> Written request: Where a line contains the word "ramach", copy that line in full.

> Source material:
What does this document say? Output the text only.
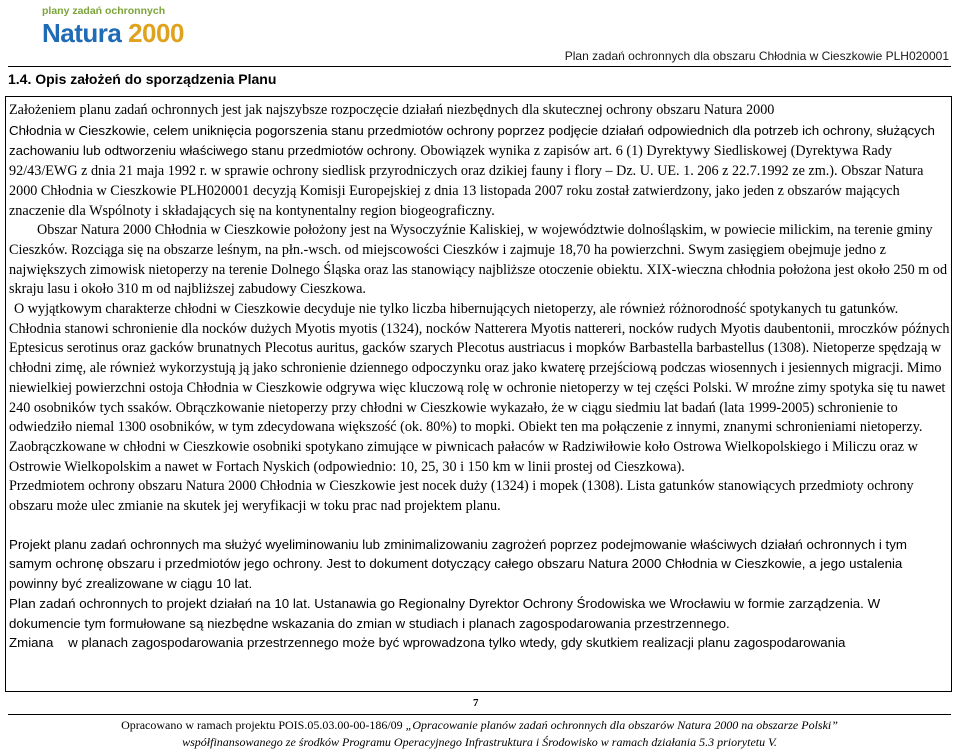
plany zadań ochronnych
Natura 2000
Plan zadań ochronnych dla obszaru Chłodnia w Cieszkowie PLH020001
1.4. Opis założeń do sporządzenia Planu

Założeniem planu zadań ochronnych jest jak najszybsze rozpoczęcie działań niezbędnych dla skutecznej ochrony obszaru Natura 2000
Chłodnia w Cieszkowie, celem uniknięcia pogorszenia stanu przedmiotów ochrony poprzez podjęcie działań odpowiednich dla potrzeb ich ochrony, służących zachowaniu lub odtworzeniu właściwego stanu przedmiotów ochrony. Obowiązek wynika z zapisów art. 6 (1) Dyrektywy Siedliskowej (Dyrektywa Rady 92/43/EWG z dnia 21 maja 1992 r. w sprawie ochrony siedlisk przyrodniczych oraz dzikiej fauny i flory – Dz. U. UE. 1. 206 z 22.7.1992 ze zm.). Obszar Natura 2000 Chłodnia w Cieszkowie PLH020001 decyzją Komisji Europejskiej z dnia 13 listopada 2007 roku został zatwierdzony, jako jeden z obszarów mających znaczenie dla Wspólnoty i składających się na kontynentalny region biogeograficzny.

Obszar Natura 2000 Chłodnia w Cieszkowie położony jest na Wysoczyźnie Kaliskiej, w województwie dolnośląskim, w powiecie milickim, na terenie gminy Cieszków. Rozciąga się na obszarze leśnym, na płn.-wsch. od miejscowości Cieszków i zajmuje 18,70 ha powierzchni. Swym zasięgiem obejmuje jedno z największych zimowisk nietoperzy na terenie Dolnego Śląska oraz las stanowiący najbliższe otoczenie obiektu. XIX-wieczna chłodnia położona jest około 250 m od skraju lasu i około 310 m od najbliższej zabudowy Cieszkowa.

O wyjątkowym charakterze chłodni w Cieszkowie decyduje nie tylko liczba hibernujących nietoperzy, ale również różnorodność spotykanych tu gatunków. Chłodnia stanowi schronienie dla nocków dużych Myotis myotis (1324), nocków Natterera Myotis nattereri, nocków rudych Myotis daubentonii, mroczków późnych Eptesicus serotinus oraz gacków brunatnych Plecotus auritus, gacków szarych Plecotus austriacus i mopków Barbastella barbastellus (1308). Nietoperze spędzają w chłodni zimę, ale również wykorzystują ją jako schronienie dziennego odpoczynku oraz jako kwaterę przejściową podczas wiosennych i jesiennych migracji. Mimo niewielkiej powierzchni ostoja Chłodnia w Cieszkowie odgrywa więc kluczową rolę w ochronie nietoperzy w tej części Polski. W mroźne zimy spotyka się tu nawet 240 osobników tych ssaków. Obrączkowanie nietoperzy przy chłodni w Cieszkowie wykazało, że w ciągu siedmiu lat badań (lata 1999-2005) schronienie to odwiedziło niemal 1300 osobników, w tym zdecydowana większość (ok. 80%) to mopki. Obiekt ten ma połączenie z innymi, znanymi schronieniami nietoperzy. Zaobrączkowane w chłodni w Cieszkowie osobniki spotykano zimujące w piwnicach pałaców w Radziwiłowie koło Ostrowa Wielkopolskiego i Miliczu oraz w Ostrowie Wielkopolskim a nawet w Fortach Nyskich (odpowiednio: 10, 25, 30 i 150 km w linii prostej od Cieszkowa).

Przedmiotem ochrony obszaru Natura 2000 Chłodnia w Cieszkowie jest nocek duży (1324) i mopek (1308). Lista gatunków stanowiących przedmioty ochrony obszaru może ulec zmianie na skutek jej weryfikacji w toku prac nad projektem planu.

Projekt planu zadań ochronnych ma służyć wyeliminowaniu lub zminimalizowaniu zagrożeń poprzez podejmowanie właściwych działań ochronnych i tym samym ochronę obszaru i przedmiotów jego ochrony. Jest to dokument dotyczący całego obszaru Natura 2000 Chłodnia w Cieszkowie, a jego ustalenia powinny być zrealizowane w ciągu 10 lat.

Plan zadań ochronnych to projekt działań na 10 lat. Ustanawia go Regionalny Dyrektor Ochrony Środowiska we Wrocławiu w formie zarządzenia. W dokumencie tym formułowane są niezbędne wskazania do zmian w studiach i planach zagospodarowania przestrzennego.

Zmiana    w planach zagospodarowania przestrzennego może być wprowadzona tylko wtedy, gdy skutkiem realizacji planu zagospodarowania

7
Opracowano w ramach projektu POIS.05.03.00-00-186/09 „Opracowanie planów zadań ochronnych dla obszarów Natura 2000 na obszarze Polski”
współfinansowanego ze środków Programu Operacyjnego Infrastruktura i Środowisko w ramach działania 5.3 priorytetu V.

> Exercise solution:
Opracowano w ramach projektu POIS.05.03.00-00-186/09 „Opracowanie planów zadań ochronnych dla obszarów Natura 2000 na obszarze Polski”
współfinansowanego ze środków Programu Operacyjnego Infrastruktura i Środowisko w ramach działania 5.3 priorytetu V.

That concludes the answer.